*The request:* Go through the material and tally the lines containing the string "散装水泥". Give the total alone.

BEGIN Rows

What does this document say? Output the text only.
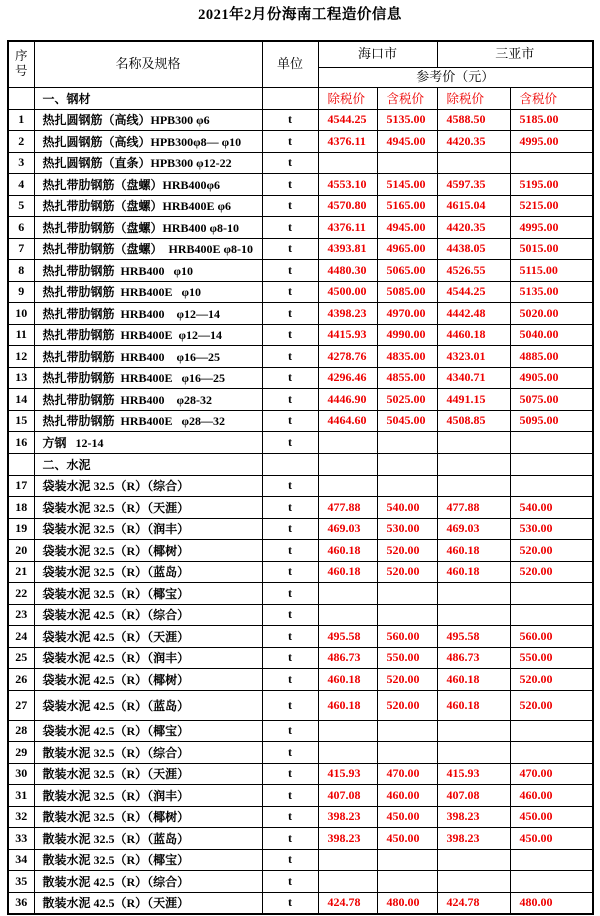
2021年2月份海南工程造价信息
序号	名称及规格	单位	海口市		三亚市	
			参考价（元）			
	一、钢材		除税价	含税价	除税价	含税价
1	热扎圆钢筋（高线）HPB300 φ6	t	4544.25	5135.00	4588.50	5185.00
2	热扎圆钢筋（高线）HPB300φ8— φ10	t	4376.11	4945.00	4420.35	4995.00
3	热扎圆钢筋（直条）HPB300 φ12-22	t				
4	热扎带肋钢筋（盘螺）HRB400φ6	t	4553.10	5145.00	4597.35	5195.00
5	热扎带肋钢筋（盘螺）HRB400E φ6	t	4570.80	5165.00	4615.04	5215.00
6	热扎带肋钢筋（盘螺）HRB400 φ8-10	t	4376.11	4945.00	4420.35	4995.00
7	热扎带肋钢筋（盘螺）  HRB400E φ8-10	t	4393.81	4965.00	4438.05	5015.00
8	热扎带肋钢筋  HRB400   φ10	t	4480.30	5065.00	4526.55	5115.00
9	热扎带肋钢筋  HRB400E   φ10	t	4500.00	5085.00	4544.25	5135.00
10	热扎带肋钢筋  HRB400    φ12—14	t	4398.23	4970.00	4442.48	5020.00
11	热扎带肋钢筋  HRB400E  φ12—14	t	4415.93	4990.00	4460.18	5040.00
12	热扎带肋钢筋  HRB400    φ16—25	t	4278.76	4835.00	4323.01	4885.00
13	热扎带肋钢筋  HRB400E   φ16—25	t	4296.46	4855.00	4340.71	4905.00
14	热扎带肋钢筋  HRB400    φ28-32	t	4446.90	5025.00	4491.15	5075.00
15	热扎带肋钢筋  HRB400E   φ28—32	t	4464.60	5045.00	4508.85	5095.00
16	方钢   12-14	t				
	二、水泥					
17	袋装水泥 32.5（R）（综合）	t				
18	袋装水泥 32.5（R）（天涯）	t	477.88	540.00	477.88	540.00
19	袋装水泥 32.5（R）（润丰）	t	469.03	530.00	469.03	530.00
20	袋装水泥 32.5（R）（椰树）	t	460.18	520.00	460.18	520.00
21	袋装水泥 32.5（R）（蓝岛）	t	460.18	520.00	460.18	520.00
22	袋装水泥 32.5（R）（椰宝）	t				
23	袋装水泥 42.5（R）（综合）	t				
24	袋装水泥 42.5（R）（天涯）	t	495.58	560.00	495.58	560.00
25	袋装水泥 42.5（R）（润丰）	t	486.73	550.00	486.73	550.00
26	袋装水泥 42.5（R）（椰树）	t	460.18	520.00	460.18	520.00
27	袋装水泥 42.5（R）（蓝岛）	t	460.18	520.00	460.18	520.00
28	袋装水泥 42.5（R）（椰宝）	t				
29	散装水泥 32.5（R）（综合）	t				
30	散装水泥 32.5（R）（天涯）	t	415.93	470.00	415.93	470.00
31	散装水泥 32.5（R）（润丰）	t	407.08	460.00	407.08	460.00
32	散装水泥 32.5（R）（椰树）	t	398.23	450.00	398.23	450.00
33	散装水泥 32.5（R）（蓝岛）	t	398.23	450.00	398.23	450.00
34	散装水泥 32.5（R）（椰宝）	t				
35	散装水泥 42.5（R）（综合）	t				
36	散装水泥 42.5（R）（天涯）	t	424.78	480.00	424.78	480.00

END Rows
BEGIN Rows

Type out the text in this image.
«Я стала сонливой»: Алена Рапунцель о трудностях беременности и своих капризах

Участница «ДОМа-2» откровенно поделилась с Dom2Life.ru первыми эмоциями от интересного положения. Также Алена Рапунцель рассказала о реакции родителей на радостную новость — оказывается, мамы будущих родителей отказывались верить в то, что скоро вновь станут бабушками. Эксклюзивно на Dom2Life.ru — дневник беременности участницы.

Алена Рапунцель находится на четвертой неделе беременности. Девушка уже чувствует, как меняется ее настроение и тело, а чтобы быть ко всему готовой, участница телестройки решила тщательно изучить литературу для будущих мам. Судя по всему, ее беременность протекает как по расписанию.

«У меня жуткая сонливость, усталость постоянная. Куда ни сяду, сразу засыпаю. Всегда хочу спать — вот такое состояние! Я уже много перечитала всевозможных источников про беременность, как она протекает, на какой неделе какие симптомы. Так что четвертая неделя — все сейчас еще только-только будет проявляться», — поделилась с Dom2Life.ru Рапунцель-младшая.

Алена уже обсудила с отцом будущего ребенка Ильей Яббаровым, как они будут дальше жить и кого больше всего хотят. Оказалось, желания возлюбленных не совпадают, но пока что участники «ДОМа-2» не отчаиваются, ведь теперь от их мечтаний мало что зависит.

END Rows

*Answer below:* 8